● Extracts from a graphics dataset

============================================================

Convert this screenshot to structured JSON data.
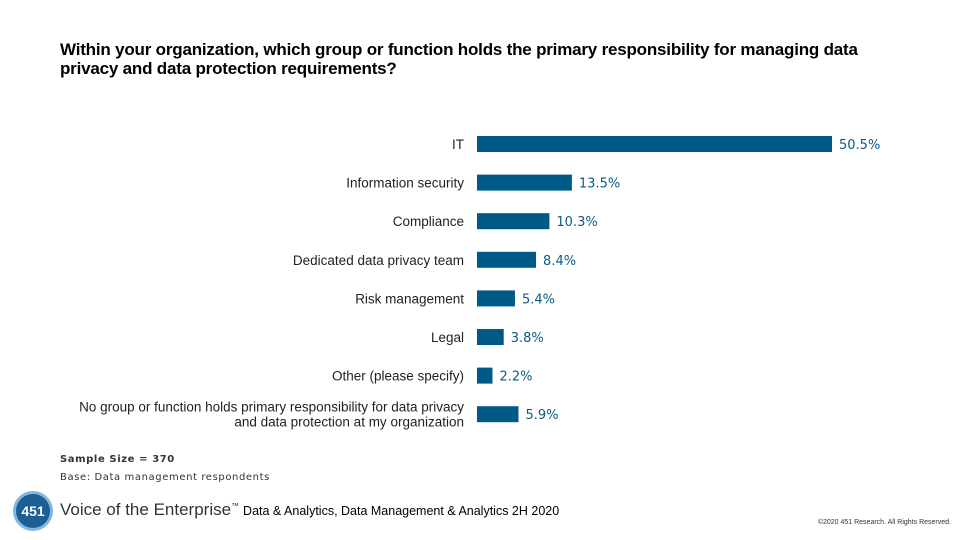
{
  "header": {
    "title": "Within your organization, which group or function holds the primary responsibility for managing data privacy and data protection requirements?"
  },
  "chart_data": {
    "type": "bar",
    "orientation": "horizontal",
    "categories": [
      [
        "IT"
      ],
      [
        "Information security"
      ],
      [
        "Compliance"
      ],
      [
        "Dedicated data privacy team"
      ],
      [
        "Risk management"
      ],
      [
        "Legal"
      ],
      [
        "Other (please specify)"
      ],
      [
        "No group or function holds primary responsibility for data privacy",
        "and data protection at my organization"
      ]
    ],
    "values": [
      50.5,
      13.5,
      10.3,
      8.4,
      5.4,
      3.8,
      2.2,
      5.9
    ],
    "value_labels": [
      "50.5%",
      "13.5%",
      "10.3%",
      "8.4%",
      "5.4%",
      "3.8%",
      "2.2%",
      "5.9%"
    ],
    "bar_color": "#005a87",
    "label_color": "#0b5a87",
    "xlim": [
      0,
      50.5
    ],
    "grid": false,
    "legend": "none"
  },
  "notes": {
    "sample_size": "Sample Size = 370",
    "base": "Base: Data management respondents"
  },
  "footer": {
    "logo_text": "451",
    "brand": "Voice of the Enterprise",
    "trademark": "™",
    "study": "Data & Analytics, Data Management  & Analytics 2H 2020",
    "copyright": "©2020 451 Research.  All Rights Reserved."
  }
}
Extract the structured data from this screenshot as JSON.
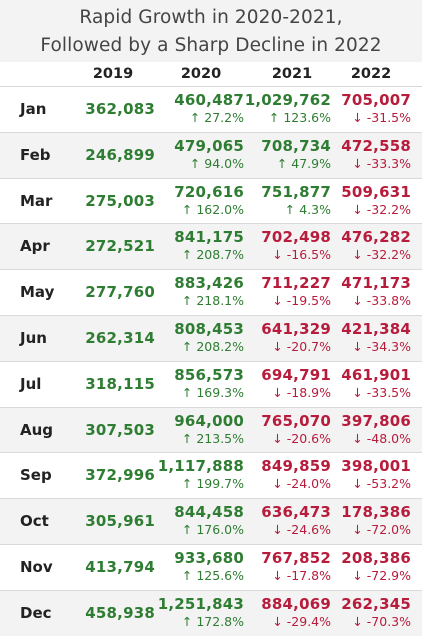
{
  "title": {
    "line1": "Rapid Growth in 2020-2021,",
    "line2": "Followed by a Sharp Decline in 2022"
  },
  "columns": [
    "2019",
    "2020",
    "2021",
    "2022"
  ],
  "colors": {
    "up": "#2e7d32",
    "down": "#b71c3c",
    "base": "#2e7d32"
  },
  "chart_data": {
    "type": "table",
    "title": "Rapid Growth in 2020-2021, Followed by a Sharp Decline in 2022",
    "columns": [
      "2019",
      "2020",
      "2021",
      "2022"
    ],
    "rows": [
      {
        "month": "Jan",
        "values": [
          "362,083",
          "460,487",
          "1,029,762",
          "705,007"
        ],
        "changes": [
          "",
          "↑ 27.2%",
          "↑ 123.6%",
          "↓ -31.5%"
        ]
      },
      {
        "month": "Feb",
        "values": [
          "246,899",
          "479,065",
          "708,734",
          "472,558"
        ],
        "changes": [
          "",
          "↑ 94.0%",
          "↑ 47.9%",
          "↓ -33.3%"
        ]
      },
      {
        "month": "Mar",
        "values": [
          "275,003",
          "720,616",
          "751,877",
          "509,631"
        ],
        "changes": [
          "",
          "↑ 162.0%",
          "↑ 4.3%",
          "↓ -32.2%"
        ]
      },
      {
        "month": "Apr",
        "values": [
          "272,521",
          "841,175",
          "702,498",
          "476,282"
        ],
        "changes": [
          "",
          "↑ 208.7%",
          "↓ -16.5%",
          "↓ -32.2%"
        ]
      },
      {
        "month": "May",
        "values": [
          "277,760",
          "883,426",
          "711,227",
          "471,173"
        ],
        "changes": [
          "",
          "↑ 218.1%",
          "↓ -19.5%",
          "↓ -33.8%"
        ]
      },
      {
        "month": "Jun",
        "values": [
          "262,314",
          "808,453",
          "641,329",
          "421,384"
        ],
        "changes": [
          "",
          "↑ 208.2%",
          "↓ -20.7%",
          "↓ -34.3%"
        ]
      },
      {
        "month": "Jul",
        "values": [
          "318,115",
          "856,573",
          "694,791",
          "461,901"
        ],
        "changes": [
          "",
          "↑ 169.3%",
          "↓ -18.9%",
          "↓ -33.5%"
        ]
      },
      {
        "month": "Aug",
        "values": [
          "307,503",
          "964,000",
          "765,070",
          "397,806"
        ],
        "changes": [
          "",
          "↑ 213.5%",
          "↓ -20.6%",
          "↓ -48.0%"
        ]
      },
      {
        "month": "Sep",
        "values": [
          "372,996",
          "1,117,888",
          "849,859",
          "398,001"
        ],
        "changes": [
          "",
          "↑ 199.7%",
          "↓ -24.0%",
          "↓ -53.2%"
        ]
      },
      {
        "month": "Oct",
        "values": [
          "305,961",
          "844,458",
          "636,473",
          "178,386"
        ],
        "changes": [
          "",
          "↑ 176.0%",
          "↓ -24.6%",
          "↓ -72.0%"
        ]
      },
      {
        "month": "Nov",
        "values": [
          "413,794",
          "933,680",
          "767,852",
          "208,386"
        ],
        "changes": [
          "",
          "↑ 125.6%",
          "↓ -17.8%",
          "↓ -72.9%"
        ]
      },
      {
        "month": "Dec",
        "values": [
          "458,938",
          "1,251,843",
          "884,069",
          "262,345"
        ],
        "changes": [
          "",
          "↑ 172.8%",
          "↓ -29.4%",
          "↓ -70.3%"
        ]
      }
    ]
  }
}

============================================================

Pictures are to be left out; repeat all the remaining data exactly.

● THE RESULT
Convert this screenshot to structured JSON data.
{
  "header": {
    "title": "Within your organization, which group or function holds the primary responsibility for managing data privacy and data protection requirements?"
  },
  "chart_data": {
    "type": "bar",
    "orientation": "horizontal",
    "categories": [
      [
        "IT"
      ],
      [
        "Information security"
      ],
      [
        "Compliance"
      ],
      [
        "Dedicated data privacy team"
      ],
      [
        "Risk management"
      ],
      [
        "Legal"
      ],
      [
        "Other (please specify)"
      ],
      [
        "No group or function holds primary responsibility for data privacy",
        "and data protection at my organization"
      ]
    ],
    "values": [
      50.5,
      13.5,
      10.3,
      8.4,
      5.4,
      3.8,
      2.2,
      5.9
    ],
    "value_labels": [
      "50.5%",
      "13.5%",
      "10.3%",
      "8.4%",
      "5.4%",
      "3.8%",
      "2.2%",
      "5.9%"
    ],
    "bar_color": "#005a87",
    "label_color": "#0b5a87",
    "xlim": [
      0,
      50.5
    ],
    "grid": false,
    "legend": "none"
  },
  "notes": {
    "sample_size": "Sample Size = 370",
    "base": "Base: Data management respondents"
  },
  "footer": {
    "logo_text": "451",
    "brand": "Voice of the Enterprise",
    "trademark": "™",
    "study": "Data & Analytics, Data Management  & Analytics 2H 2020",
    "copyright": "©2020 451 Research.  All Rights Reserved."
  }
}
Extract the structured data from this screenshot as JSON.
{
  "title": {
    "line1": "Rapid Growth in 2020-2021,",
    "line2": "Followed by a Sharp Decline in 2022"
  },
  "columns": [
    "2019",
    "2020",
    "2021",
    "2022"
  ],
  "colors": {
    "up": "#2e7d32",
    "down": "#b71c3c",
    "base": "#2e7d32"
  },
  "chart_data": {
    "type": "table",
    "title": "Rapid Growth in 2020-2021, Followed by a Sharp Decline in 2022",
    "columns": [
      "2019",
      "2020",
      "2021",
      "2022"
    ],
    "rows": [
      {
        "month": "Jan",
        "values": [
          "362,083",
          "460,487",
          "1,029,762",
          "705,007"
        ],
        "changes": [
          "",
          "↑ 27.2%",
          "↑ 123.6%",
          "↓ -31.5%"
        ]
      },
      {
        "month": "Feb",
        "values": [
          "246,899",
          "479,065",
          "708,734",
          "472,558"
        ],
        "changes": [
          "",
          "↑ 94.0%",
          "↑ 47.9%",
          "↓ -33.3%"
        ]
      },
      {
        "month": "Mar",
        "values": [
          "275,003",
          "720,616",
          "751,877",
          "509,631"
        ],
        "changes": [
          "",
          "↑ 162.0%",
          "↑ 4.3%",
          "↓ -32.2%"
        ]
      },
      {
        "month": "Apr",
        "values": [
          "272,521",
          "841,175",
          "702,498",
          "476,282"
        ],
        "changes": [
          "",
          "↑ 208.7%",
          "↓ -16.5%",
          "↓ -32.2%"
        ]
      },
      {
        "month": "May",
        "values": [
          "277,760",
          "883,426",
          "711,227",
          "471,173"
        ],
        "changes": [
          "",
          "↑ 218.1%",
          "↓ -19.5%",
          "↓ -33.8%"
        ]
      },
      {
        "month": "Jun",
        "values": [
          "262,314",
          "808,453",
          "641,329",
          "421,384"
        ],
        "changes": [
          "",
          "↑ 208.2%",
          "↓ -20.7%",
          "↓ -34.3%"
        ]
      },
      {
        "month": "Jul",
        "values": [
          "318,115",
          "856,573",
          "694,791",
          "461,901"
        ],
        "changes": [
          "",
          "↑ 169.3%",
          "↓ -18.9%",
          "↓ -33.5%"
        ]
      },
      {
        "month": "Aug",
        "values": [
          "307,503",
          "964,000",
          "765,070",
          "397,806"
        ],
        "changes": [
          "",
          "↑ 213.5%",
          "↓ -20.6%",
          "↓ -48.0%"
        ]
      },
      {
        "month": "Sep",
        "values": [
          "372,996",
          "1,117,888",
          "849,859",
          "398,001"
        ],
        "changes": [
          "",
          "↑ 199.7%",
          "↓ -24.0%",
          "↓ -53.2%"
        ]
      },
      {
        "month": "Oct",
        "values": [
          "305,961",
          "844,458",
          "636,473",
          "178,386"
        ],
        "changes": [
          "",
          "↑ 176.0%",
          "↓ -24.6%",
          "↓ -72.0%"
        ]
      },
      {
        "month": "Nov",
        "values": [
          "413,794",
          "933,680",
          "767,852",
          "208,386"
        ],
        "changes": [
          "",
          "↑ 125.6%",
          "↓ -17.8%",
          "↓ -72.9%"
        ]
      },
      {
        "month": "Dec",
        "values": [
          "458,938",
          "1,251,843",
          "884,069",
          "262,345"
        ],
        "changes": [
          "",
          "↑ 172.8%",
          "↓ -29.4%",
          "↓ -70.3%"
        ]
      }
    ]
  }
}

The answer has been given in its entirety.